What follows is a set of records; repeat all of them exactly.

**Entries supplied**
------------------------

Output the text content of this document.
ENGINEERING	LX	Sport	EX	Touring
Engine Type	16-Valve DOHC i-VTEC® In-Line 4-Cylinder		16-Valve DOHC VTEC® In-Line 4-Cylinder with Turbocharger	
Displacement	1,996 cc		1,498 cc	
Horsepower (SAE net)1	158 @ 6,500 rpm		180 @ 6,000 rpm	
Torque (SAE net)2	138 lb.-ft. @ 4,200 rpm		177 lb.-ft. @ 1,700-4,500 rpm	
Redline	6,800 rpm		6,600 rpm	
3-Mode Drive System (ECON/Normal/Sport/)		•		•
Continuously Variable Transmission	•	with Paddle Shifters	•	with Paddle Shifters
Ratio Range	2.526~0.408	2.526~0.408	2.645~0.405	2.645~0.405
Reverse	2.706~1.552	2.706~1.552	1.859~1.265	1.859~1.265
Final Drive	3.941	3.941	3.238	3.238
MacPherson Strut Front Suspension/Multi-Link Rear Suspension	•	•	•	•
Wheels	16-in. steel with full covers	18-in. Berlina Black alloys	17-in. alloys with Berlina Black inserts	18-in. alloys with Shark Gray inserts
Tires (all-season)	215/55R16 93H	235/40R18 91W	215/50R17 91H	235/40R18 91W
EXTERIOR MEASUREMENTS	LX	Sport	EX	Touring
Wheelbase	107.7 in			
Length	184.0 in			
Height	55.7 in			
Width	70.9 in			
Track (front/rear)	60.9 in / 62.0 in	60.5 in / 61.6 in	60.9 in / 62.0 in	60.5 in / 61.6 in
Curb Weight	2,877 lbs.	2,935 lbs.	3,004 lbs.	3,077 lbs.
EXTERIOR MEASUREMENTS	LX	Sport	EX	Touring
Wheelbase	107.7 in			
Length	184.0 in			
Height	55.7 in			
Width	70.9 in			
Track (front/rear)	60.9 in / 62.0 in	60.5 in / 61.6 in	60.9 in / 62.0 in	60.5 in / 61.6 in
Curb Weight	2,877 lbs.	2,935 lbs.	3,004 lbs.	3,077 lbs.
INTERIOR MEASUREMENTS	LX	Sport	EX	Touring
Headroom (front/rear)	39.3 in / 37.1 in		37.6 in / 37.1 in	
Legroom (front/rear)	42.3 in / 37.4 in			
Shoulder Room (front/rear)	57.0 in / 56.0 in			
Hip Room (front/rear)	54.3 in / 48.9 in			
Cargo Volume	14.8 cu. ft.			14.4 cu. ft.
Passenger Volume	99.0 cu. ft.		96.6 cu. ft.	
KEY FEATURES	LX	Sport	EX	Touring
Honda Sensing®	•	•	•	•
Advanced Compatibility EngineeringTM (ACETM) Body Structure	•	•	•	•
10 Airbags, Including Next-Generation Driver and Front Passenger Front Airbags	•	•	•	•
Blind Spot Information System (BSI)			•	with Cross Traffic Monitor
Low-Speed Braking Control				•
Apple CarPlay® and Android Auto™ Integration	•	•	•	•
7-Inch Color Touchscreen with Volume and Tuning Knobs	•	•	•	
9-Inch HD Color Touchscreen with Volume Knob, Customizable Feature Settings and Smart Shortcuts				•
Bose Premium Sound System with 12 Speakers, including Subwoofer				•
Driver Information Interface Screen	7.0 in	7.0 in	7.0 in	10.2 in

------------------------

**Exercise response**
Output the text content of this document.
ENGINEERING	LX	Sport	EX	Touring
Engine Type	16-Valve DOHC i-VTEC® In-Line 4-Cylinder		16-Valve DOHC VTEC® In-Line 4-Cylinder with Turbocharger	
Displacement	1,996 cc		1,498 cc	
Horsepower (SAE net)1	158 @ 6,500 rpm		180 @ 6,000 rpm	
Torque (SAE net)2	138 lb.-ft. @ 4,200 rpm		177 lb.-ft. @ 1,700-4,500 rpm	
Redline	6,800 rpm		6,600 rpm	
3-Mode Drive System (ECON/Normal/Sport/)		•		•
Continuously Variable Transmission	•	with Paddle Shifters	•	with Paddle Shifters
Ratio Range	2.526~0.408	2.526~0.408	2.645~0.405	2.645~0.405
Reverse	2.706~1.552	2.706~1.552	1.859~1.265	1.859~1.265
Final Drive	3.941	3.941	3.238	3.238
MacPherson Strut Front Suspension/Multi-Link Rear Suspension	•	•	•	•
Wheels	16-in. steel with full covers	18-in. Berlina Black alloys	17-in. alloys with Berlina Black inserts	18-in. alloys with Shark Gray inserts
Tires (all-season)	215/55R16 93H	235/40R18 91W	215/50R17 91H	235/40R18 91W
EXTERIOR MEASUREMENTS	LX	Sport	EX	Touring
Wheelbase	107.7 in			
Length	184.0 in			
Height	55.7 in			
Width	70.9 in			
Track (front/rear)	60.9 in / 62.0 in	60.5 in / 61.6 in	60.9 in / 62.0 in	60.5 in / 61.6 in
Curb Weight	2,877 lbs.	2,935 lbs.	3,004 lbs.	3,077 lbs.
EXTERIOR MEASUREMENTS	LX	Sport	EX	Touring
Wheelbase	107.7 in			
Length	184.0 in			
Height	55.7 in			
Width	70.9 in			
Track (front/rear)	60.9 in / 62.0 in	60.5 in / 61.6 in	60.9 in / 62.0 in	60.5 in / 61.6 in
Curb Weight	2,877 lbs.	2,935 lbs.	3,004 lbs.	3,077 lbs.
INTERIOR MEASUREMENTS	LX	Sport	EX	Touring
Headroom (front/rear)	39.3 in / 37.1 in		37.6 in / 37.1 in	
Legroom (front/rear)	42.3 in / 37.4 in			
Shoulder Room (front/rear)	57.0 in / 56.0 in			
Hip Room (front/rear)	54.3 in / 48.9 in			
Cargo Volume	14.8 cu. ft.			14.4 cu. ft.
Passenger Volume	99.0 cu. ft.		96.6 cu. ft.	
KEY FEATURES	LX	Sport	EX	Touring
Honda Sensing®	•	•	•	•
Advanced Compatibility EngineeringTM (ACETM) Body Structure	•	•	•	•
10 Airbags, Including Next-Generation Driver and Front Passenger Front Airbags	•	•	•	•
Blind Spot Information System (BSI)			•	with Cross Traffic Monitor
Low-Speed Braking Control				•
Apple CarPlay® and Android Auto™ Integration	•	•	•	•
7-Inch Color Touchscreen with Volume and Tuning Knobs	•	•	•	
9-Inch HD Color Touchscreen with Volume Knob, Customizable Feature Settings and Smart Shortcuts				•
Bose Premium Sound System with 12 Speakers, including Subwoofer				•
Driver Information Interface Screen	7.0 in	7.0 in	7.0 in	10.2 in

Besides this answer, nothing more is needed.